* [Goal]: Print all the records exactly, please.

* [Supplied records]:
-- BEGIN --

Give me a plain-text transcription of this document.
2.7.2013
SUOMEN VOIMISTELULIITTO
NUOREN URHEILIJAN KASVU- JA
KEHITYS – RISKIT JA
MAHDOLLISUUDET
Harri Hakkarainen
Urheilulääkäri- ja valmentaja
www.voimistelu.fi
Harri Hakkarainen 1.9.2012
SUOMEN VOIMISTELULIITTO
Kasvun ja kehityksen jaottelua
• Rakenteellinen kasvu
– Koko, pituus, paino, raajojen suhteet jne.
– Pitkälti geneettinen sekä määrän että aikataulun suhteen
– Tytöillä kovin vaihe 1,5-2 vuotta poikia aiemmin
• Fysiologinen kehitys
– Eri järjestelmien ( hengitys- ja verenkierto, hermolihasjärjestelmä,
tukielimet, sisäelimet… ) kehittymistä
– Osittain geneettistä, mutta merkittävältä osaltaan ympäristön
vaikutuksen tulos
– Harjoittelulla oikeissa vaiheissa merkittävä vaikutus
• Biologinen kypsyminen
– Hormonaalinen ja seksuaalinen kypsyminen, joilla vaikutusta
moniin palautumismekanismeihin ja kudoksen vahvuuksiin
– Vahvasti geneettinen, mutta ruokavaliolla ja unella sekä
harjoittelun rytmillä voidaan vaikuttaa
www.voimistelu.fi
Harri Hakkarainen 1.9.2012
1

-- END --

* [Finished exercise]:
Give me a plain-text transcription of this document.
2.7.2013
SUOMEN VOIMISTELULIITTO
NUOREN URHEILIJAN KASVU- JA
KEHITYS – RISKIT JA
MAHDOLLISUUDET
Harri Hakkarainen
Urheilulääkäri- ja valmentaja
www.voimistelu.fi
Harri Hakkarainen 1.9.2012
SUOMEN VOIMISTELULIITTO
Kasvun ja kehityksen jaottelua
• Rakenteellinen kasvu
– Koko, pituus, paino, raajojen suhteet jne.
– Pitkälti geneettinen sekä määrän että aikataulun suhteen
– Tytöillä kovin vaihe 1,5-2 vuotta poikia aiemmin
• Fysiologinen kehitys
– Eri järjestelmien ( hengitys- ja verenkierto, hermolihasjärjestelmä,
tukielimet, sisäelimet… ) kehittymistä
– Osittain geneettistä, mutta merkittävältä osaltaan ympäristön
vaikutuksen tulos
– Harjoittelulla oikeissa vaiheissa merkittävä vaikutus
• Biologinen kypsyminen
– Hormonaalinen ja seksuaalinen kypsyminen, joilla vaikutusta
moniin palautumismekanismeihin ja kudoksen vahvuuksiin
– Vahvasti geneettinen, mutta ruokavaliolla ja unella sekä
harjoittelun rytmillä voidaan vaikuttaa
www.voimistelu.fi
Harri Hakkarainen 1.9.2012
1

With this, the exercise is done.